# [WRITTEN INSTRUCTION]
Copy out all lines where "date" appears.

......

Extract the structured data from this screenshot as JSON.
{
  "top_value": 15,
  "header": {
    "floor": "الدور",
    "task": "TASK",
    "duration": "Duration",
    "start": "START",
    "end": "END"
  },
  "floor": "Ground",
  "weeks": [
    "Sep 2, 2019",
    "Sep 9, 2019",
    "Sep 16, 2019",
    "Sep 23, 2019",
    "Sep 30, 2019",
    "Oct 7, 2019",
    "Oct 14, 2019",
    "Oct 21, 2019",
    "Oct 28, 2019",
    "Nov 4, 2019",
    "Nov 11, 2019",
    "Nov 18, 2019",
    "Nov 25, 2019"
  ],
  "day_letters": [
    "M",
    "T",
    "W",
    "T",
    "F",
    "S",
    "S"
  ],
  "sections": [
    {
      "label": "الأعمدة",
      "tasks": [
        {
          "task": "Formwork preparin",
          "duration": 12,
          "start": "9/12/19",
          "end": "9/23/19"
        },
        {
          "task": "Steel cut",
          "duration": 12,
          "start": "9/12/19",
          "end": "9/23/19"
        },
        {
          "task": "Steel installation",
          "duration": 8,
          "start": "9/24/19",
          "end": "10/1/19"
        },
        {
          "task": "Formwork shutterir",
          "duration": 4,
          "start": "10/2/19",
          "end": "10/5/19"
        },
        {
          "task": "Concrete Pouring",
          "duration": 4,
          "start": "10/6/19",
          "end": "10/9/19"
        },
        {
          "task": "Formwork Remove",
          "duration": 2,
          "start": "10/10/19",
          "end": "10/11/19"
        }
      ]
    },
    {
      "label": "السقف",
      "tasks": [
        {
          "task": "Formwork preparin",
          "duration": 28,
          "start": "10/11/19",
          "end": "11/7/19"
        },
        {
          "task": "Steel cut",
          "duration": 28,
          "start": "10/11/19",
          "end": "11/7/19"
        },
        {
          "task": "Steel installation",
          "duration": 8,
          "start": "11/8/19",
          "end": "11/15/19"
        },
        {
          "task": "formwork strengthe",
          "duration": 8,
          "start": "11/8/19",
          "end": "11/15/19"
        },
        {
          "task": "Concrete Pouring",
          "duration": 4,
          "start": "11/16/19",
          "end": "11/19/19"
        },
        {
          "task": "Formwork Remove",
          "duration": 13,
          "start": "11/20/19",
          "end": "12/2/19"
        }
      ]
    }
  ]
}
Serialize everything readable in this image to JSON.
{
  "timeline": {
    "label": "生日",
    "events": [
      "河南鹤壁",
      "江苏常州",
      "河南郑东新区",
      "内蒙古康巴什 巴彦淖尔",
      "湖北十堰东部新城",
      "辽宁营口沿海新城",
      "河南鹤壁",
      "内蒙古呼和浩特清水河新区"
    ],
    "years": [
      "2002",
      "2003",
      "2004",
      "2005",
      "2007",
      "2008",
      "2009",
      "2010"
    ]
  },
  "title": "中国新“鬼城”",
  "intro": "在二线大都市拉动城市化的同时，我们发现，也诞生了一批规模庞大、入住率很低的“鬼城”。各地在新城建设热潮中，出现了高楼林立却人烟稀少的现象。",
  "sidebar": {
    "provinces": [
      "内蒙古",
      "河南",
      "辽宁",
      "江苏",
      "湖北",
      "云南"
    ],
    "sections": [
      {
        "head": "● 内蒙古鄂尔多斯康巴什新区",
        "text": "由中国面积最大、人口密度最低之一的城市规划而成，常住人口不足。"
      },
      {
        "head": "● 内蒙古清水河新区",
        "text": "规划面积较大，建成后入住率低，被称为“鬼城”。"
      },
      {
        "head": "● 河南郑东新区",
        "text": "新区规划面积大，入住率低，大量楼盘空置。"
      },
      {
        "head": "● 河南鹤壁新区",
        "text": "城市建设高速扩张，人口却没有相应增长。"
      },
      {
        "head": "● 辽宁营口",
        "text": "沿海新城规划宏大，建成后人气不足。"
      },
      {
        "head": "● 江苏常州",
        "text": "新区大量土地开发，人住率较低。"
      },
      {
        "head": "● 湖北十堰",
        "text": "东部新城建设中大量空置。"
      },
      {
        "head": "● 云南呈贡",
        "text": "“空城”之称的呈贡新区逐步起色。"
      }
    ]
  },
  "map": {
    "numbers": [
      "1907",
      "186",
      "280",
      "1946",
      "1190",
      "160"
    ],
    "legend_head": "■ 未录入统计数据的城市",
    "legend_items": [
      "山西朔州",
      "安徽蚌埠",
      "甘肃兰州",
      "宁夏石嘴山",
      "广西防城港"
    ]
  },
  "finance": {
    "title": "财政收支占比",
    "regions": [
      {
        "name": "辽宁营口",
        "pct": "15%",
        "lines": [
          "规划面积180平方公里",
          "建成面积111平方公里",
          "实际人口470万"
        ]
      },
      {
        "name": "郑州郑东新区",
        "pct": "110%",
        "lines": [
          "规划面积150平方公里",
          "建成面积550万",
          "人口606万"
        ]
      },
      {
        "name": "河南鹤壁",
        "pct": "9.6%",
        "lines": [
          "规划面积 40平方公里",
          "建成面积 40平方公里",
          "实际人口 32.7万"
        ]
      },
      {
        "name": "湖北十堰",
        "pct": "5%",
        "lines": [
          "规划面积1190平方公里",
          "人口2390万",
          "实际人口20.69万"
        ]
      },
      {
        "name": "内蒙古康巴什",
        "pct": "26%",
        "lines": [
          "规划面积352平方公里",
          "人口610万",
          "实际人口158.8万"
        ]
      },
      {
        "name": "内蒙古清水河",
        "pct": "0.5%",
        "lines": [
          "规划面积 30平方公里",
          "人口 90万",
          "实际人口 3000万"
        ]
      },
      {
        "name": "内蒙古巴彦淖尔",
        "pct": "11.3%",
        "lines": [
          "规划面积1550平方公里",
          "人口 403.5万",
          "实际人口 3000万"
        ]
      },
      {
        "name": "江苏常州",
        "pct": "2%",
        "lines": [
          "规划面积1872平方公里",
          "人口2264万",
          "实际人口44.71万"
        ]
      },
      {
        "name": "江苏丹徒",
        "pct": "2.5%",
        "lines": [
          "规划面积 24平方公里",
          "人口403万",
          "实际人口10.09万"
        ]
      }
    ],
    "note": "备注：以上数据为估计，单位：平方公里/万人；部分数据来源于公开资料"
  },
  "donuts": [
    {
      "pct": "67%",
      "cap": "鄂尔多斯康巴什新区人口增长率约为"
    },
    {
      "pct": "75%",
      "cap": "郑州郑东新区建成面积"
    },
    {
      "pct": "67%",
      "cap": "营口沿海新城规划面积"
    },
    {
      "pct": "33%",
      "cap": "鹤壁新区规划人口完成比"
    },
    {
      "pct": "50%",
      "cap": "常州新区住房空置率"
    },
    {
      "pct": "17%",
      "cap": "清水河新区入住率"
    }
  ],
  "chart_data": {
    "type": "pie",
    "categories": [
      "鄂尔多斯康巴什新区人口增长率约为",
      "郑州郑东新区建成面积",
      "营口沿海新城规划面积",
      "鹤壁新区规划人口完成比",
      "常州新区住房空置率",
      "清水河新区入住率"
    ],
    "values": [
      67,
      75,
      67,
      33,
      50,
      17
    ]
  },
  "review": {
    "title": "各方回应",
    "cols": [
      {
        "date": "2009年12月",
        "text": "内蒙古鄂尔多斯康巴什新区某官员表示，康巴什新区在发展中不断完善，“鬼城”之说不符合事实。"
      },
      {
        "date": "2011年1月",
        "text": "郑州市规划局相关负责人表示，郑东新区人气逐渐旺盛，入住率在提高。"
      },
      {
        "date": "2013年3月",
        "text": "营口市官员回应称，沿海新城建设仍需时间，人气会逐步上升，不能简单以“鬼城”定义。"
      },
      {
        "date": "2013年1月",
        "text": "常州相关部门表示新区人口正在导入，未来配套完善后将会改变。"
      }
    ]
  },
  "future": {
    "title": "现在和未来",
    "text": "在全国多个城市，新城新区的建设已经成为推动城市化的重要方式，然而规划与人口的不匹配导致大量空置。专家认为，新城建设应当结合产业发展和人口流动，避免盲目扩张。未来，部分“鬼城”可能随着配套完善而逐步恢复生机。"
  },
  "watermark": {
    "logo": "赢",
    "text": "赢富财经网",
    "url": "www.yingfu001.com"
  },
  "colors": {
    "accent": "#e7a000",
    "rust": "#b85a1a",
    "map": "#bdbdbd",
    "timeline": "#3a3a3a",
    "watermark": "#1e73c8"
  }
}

......

# [PROBLEM SOLUTION]
        "date": "2009年12月",
        "date": "2011年1月",
        "date": "2013年3月",
        "date": "2013年1月",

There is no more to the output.